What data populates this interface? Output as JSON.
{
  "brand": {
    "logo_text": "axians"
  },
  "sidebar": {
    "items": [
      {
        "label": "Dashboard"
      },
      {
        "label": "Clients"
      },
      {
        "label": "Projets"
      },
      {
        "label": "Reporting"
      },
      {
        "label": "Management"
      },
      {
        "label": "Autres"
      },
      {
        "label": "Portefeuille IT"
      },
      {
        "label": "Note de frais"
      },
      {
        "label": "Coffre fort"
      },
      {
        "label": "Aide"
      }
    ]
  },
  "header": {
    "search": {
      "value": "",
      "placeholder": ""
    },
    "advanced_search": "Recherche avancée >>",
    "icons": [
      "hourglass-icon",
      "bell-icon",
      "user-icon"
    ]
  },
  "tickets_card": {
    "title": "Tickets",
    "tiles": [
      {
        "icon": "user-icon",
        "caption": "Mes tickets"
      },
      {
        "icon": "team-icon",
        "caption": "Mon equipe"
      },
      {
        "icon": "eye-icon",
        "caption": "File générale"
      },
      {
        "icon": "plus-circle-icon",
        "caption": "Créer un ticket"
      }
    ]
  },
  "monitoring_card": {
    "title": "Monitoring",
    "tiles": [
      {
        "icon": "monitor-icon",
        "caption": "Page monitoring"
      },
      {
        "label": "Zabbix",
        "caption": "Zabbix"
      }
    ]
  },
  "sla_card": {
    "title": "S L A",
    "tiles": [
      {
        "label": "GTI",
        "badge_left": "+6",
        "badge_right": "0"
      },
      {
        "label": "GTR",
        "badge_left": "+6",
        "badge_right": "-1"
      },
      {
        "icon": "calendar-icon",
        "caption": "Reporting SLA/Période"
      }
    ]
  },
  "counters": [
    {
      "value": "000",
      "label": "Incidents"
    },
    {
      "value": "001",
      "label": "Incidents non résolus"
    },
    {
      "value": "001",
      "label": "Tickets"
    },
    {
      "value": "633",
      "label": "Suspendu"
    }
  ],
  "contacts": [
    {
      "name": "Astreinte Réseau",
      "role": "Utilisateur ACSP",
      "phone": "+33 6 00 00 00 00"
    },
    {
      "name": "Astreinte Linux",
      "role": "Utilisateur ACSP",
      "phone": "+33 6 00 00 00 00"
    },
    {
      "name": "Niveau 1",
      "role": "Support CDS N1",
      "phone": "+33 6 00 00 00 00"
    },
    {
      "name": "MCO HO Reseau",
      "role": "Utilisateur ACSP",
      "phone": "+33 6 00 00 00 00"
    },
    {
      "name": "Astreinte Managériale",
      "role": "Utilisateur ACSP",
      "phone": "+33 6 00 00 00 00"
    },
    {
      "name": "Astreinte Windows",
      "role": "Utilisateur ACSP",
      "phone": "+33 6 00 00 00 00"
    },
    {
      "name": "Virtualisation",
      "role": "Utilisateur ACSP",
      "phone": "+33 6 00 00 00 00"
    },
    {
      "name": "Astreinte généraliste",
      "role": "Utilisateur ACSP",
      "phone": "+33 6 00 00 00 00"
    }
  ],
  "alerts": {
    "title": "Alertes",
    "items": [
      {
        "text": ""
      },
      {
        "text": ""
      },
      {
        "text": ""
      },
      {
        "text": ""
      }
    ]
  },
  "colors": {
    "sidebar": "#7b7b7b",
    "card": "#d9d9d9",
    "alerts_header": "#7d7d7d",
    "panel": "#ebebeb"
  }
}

• WRITTEN PROBLEM: Count every line bearing the word "caption"; report the total only.

• OUTPUT FOR THIS EXERCISE: 7